• _DIRECTION_
Set down each record below precisely, skipping the pictures.

• _EXTRACTED RECORDS_

┌──

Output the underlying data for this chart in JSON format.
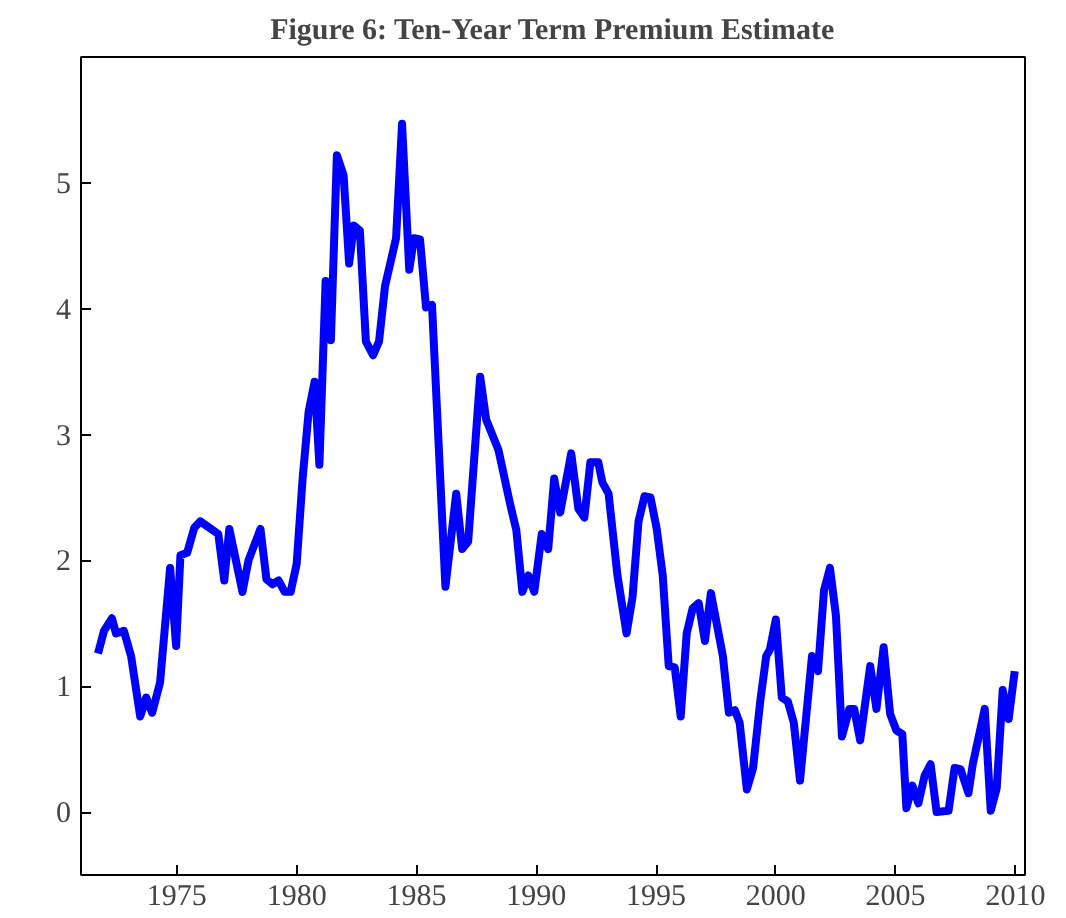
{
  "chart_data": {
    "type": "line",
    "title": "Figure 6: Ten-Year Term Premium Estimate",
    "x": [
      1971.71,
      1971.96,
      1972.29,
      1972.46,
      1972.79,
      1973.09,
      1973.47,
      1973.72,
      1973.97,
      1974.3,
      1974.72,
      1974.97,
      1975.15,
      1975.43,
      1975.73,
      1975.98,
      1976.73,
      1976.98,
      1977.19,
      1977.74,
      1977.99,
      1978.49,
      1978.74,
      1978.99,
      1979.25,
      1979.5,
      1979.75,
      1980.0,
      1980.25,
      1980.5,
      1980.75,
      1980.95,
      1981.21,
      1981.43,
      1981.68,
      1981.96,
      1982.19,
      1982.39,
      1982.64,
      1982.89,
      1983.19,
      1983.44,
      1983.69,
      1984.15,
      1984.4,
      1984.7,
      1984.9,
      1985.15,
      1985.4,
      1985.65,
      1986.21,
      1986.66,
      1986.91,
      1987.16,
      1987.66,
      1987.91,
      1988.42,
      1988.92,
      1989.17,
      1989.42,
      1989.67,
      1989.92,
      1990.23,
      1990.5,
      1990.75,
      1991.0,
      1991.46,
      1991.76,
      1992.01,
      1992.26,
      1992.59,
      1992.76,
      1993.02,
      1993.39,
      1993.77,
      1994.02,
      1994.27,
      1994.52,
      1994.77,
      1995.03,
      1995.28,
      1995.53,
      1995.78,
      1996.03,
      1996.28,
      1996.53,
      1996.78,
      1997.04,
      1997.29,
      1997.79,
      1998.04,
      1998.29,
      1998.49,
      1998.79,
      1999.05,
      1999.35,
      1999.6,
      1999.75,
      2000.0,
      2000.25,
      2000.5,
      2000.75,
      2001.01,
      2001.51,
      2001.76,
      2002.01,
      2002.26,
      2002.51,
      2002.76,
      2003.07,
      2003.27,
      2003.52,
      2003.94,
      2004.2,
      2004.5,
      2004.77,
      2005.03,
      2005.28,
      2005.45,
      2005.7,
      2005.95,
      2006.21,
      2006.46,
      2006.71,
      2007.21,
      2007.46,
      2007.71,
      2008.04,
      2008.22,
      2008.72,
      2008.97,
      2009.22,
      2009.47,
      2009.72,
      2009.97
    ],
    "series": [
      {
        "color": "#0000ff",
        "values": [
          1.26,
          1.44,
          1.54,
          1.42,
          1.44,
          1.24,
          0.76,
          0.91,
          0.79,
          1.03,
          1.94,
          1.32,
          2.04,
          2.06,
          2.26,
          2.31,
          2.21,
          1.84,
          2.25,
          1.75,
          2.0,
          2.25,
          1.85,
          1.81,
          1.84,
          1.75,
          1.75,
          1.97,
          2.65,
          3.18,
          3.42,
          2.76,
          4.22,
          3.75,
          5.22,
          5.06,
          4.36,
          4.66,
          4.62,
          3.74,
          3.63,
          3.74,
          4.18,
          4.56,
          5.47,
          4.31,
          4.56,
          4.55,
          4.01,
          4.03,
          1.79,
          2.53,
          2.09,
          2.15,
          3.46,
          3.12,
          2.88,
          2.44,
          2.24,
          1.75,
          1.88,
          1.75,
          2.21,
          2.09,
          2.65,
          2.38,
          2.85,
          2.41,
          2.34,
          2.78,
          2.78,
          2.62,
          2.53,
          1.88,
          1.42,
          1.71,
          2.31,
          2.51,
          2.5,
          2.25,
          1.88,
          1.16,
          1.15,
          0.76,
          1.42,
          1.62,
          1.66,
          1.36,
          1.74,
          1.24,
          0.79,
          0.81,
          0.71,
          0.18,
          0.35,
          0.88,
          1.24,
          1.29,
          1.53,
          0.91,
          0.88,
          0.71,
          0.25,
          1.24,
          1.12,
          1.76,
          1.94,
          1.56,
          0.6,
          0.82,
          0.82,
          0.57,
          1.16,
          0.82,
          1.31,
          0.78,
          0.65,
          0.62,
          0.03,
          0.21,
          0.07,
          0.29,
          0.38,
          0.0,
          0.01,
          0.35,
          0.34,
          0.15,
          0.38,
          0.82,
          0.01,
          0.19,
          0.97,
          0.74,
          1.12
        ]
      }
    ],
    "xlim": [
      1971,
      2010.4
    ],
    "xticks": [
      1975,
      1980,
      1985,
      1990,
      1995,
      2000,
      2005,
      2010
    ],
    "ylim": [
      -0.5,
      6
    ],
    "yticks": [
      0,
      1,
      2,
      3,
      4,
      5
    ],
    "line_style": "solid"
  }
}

└──

• _OUTPUT OF THE EXERCISE_
Output the underlying data for this chart in JSON format.
{
  "chart_data": {
    "type": "line",
    "title": "Figure 6: Ten-Year Term Premium Estimate",
    "x": [
      1971.71,
      1971.96,
      1972.29,
      1972.46,
      1972.79,
      1973.09,
      1973.47,
      1973.72,
      1973.97,
      1974.3,
      1974.72,
      1974.97,
      1975.15,
      1975.43,
      1975.73,
      1975.98,
      1976.73,
      1976.98,
      1977.19,
      1977.74,
      1977.99,
      1978.49,
      1978.74,
      1978.99,
      1979.25,
      1979.5,
      1979.75,
      1980.0,
      1980.25,
      1980.5,
      1980.75,
      1980.95,
      1981.21,
      1981.43,
      1981.68,
      1981.96,
      1982.19,
      1982.39,
      1982.64,
      1982.89,
      1983.19,
      1983.44,
      1983.69,
      1984.15,
      1984.4,
      1984.7,
      1984.9,
      1985.15,
      1985.4,
      1985.65,
      1986.21,
      1986.66,
      1986.91,
      1987.16,
      1987.66,
      1987.91,
      1988.42,
      1988.92,
      1989.17,
      1989.42,
      1989.67,
      1989.92,
      1990.23,
      1990.5,
      1990.75,
      1991.0,
      1991.46,
      1991.76,
      1992.01,
      1992.26,
      1992.59,
      1992.76,
      1993.02,
      1993.39,
      1993.77,
      1994.02,
      1994.27,
      1994.52,
      1994.77,
      1995.03,
      1995.28,
      1995.53,
      1995.78,
      1996.03,
      1996.28,
      1996.53,
      1996.78,
      1997.04,
      1997.29,
      1997.79,
      1998.04,
      1998.29,
      1998.49,
      1998.79,
      1999.05,
      1999.35,
      1999.6,
      1999.75,
      2000.0,
      2000.25,
      2000.5,
      2000.75,
      2001.01,
      2001.51,
      2001.76,
      2002.01,
      2002.26,
      2002.51,
      2002.76,
      2003.07,
      2003.27,
      2003.52,
      2003.94,
      2004.2,
      2004.5,
      2004.77,
      2005.03,
      2005.28,
      2005.45,
      2005.7,
      2005.95,
      2006.21,
      2006.46,
      2006.71,
      2007.21,
      2007.46,
      2007.71,
      2008.04,
      2008.22,
      2008.72,
      2008.97,
      2009.22,
      2009.47,
      2009.72,
      2009.97
    ],
    "series": [
      {
        "color": "#0000ff",
        "values": [
          1.26,
          1.44,
          1.54,
          1.42,
          1.44,
          1.24,
          0.76,
          0.91,
          0.79,
          1.03,
          1.94,
          1.32,
          2.04,
          2.06,
          2.26,
          2.31,
          2.21,
          1.84,
          2.25,
          1.75,
          2.0,
          2.25,
          1.85,
          1.81,
          1.84,
          1.75,
          1.75,
          1.97,
          2.65,
          3.18,
          3.42,
          2.76,
          4.22,
          3.75,
          5.22,
          5.06,
          4.36,
          4.66,
          4.62,
          3.74,
          3.63,
          3.74,
          4.18,
          4.56,
          5.47,
          4.31,
          4.56,
          4.55,
          4.01,
          4.03,
          1.79,
          2.53,
          2.09,
          2.15,
          3.46,
          3.12,
          2.88,
          2.44,
          2.24,
          1.75,
          1.88,
          1.75,
          2.21,
          2.09,
          2.65,
          2.38,
          2.85,
          2.41,
          2.34,
          2.78,
          2.78,
          2.62,
          2.53,
          1.88,
          1.42,
          1.71,
          2.31,
          2.51,
          2.5,
          2.25,
          1.88,
          1.16,
          1.15,
          0.76,
          1.42,
          1.62,
          1.66,
          1.36,
          1.74,
          1.24,
          0.79,
          0.81,
          0.71,
          0.18,
          0.35,
          0.88,
          1.24,
          1.29,
          1.53,
          0.91,
          0.88,
          0.71,
          0.25,
          1.24,
          1.12,
          1.76,
          1.94,
          1.56,
          0.6,
          0.82,
          0.82,
          0.57,
          1.16,
          0.82,
          1.31,
          0.78,
          0.65,
          0.62,
          0.03,
          0.21,
          0.07,
          0.29,
          0.38,
          0.0,
          0.01,
          0.35,
          0.34,
          0.15,
          0.38,
          0.82,
          0.01,
          0.19,
          0.97,
          0.74,
          1.12
        ]
      }
    ],
    "xlim": [
      1971,
      2010.4
    ],
    "xticks": [
      1975,
      1980,
      1985,
      1990,
      1995,
      2000,
      2005,
      2010
    ],
    "ylim": [
      -0.5,
      6
    ],
    "yticks": [
      0,
      1,
      2,
      3,
      4,
      5
    ],
    "line_style": "solid"
  }
}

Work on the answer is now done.